● **Task brief**:
Drop all images and give the records again exactly.

[Records about charts and figures]
::::
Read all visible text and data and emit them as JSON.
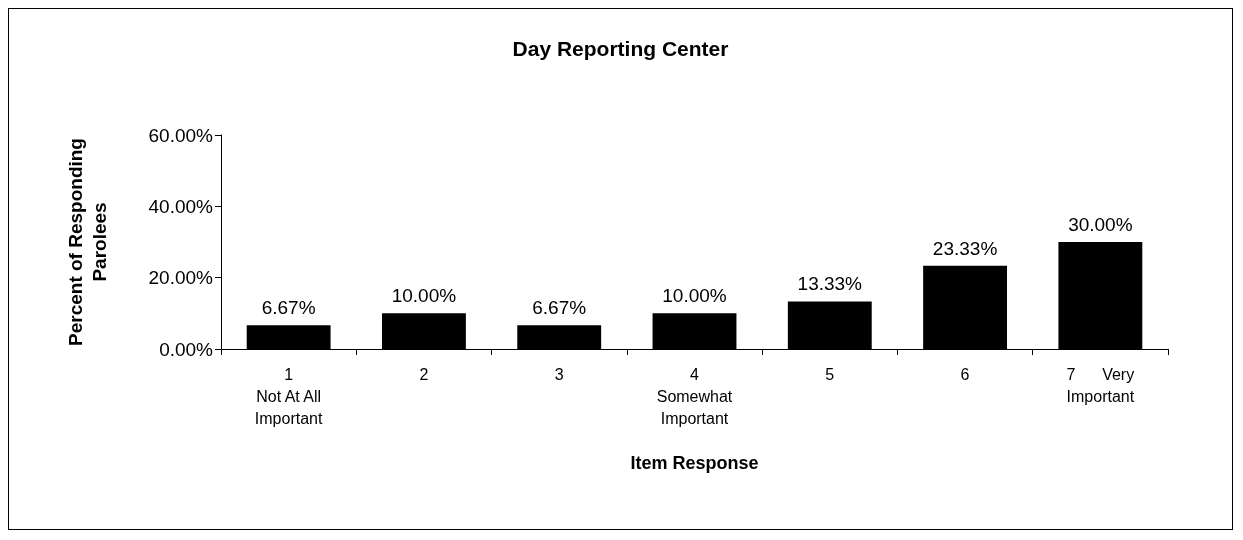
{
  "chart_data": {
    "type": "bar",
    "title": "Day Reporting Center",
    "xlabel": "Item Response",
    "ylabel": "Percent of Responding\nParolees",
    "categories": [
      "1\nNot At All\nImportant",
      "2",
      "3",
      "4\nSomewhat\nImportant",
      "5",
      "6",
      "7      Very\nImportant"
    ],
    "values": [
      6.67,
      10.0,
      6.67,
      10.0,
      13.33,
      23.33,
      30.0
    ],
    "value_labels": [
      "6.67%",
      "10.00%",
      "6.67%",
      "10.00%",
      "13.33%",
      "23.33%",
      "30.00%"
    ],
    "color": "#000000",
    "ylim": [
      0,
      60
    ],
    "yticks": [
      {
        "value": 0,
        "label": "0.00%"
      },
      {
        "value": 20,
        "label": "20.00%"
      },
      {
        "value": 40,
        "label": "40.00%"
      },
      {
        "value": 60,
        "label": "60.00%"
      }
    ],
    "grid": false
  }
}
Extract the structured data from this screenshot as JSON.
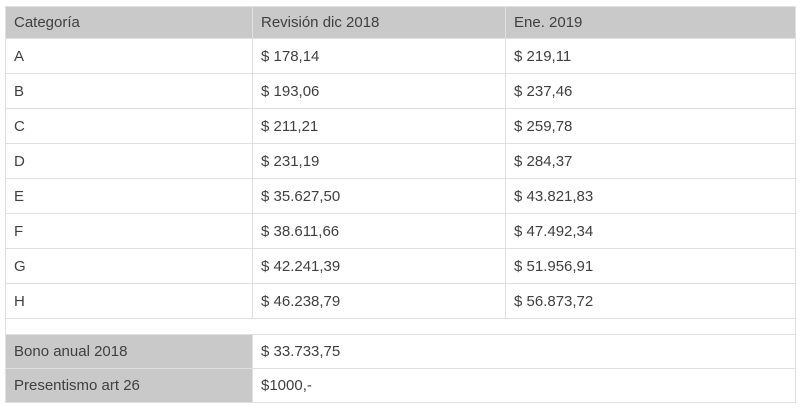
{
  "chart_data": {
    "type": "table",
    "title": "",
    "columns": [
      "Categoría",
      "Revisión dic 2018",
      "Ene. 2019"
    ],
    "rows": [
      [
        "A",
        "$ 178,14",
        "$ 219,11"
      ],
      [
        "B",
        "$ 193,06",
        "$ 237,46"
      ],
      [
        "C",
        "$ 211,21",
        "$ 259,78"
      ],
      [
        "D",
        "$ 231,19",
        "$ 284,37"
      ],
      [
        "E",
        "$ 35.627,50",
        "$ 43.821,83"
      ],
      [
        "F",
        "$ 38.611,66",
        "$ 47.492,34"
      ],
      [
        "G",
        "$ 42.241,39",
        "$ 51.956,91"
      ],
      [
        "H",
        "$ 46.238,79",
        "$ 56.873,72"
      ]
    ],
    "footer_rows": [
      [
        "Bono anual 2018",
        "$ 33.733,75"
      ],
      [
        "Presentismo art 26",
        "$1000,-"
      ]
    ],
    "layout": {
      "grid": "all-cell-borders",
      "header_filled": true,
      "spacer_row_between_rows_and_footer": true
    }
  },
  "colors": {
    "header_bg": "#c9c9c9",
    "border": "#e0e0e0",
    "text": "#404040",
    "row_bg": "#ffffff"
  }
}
::::
● **Response to the exercise**:
Read all visible text and data and emit them as JSON.
{
  "chart_data": {
    "type": "bar",
    "title": "Day Reporting Center",
    "xlabel": "Item Response",
    "ylabel": "Percent of Responding\nParolees",
    "categories": [
      "1\nNot At All\nImportant",
      "2",
      "3",
      "4\nSomewhat\nImportant",
      "5",
      "6",
      "7      Very\nImportant"
    ],
    "values": [
      6.67,
      10.0,
      6.67,
      10.0,
      13.33,
      23.33,
      30.0
    ],
    "value_labels": [
      "6.67%",
      "10.00%",
      "6.67%",
      "10.00%",
      "13.33%",
      "23.33%",
      "30.00%"
    ],
    "color": "#000000",
    "ylim": [
      0,
      60
    ],
    "yticks": [
      {
        "value": 0,
        "label": "0.00%"
      },
      {
        "value": 20,
        "label": "20.00%"
      },
      {
        "value": 40,
        "label": "40.00%"
      },
      {
        "value": 60,
        "label": "60.00%"
      }
    ],
    "grid": false
  }
}
Extract the structured data from this screenshot as JSON.
{
  "chart_data": {
    "type": "table",
    "title": "",
    "columns": [
      "Categoría",
      "Revisión dic 2018",
      "Ene. 2019"
    ],
    "rows": [
      [
        "A",
        "$ 178,14",
        "$ 219,11"
      ],
      [
        "B",
        "$ 193,06",
        "$ 237,46"
      ],
      [
        "C",
        "$ 211,21",
        "$ 259,78"
      ],
      [
        "D",
        "$ 231,19",
        "$ 284,37"
      ],
      [
        "E",
        "$ 35.627,50",
        "$ 43.821,83"
      ],
      [
        "F",
        "$ 38.611,66",
        "$ 47.492,34"
      ],
      [
        "G",
        "$ 42.241,39",
        "$ 51.956,91"
      ],
      [
        "H",
        "$ 46.238,79",
        "$ 56.873,72"
      ]
    ],
    "footer_rows": [
      [
        "Bono anual 2018",
        "$ 33.733,75"
      ],
      [
        "Presentismo art 26",
        "$1000,-"
      ]
    ],
    "layout": {
      "grid": "all-cell-borders",
      "header_filled": true,
      "spacer_row_between_rows_and_footer": true
    }
  },
  "colors": {
    "header_bg": "#c9c9c9",
    "border": "#e0e0e0",
    "text": "#404040",
    "row_bg": "#ffffff"
  }
}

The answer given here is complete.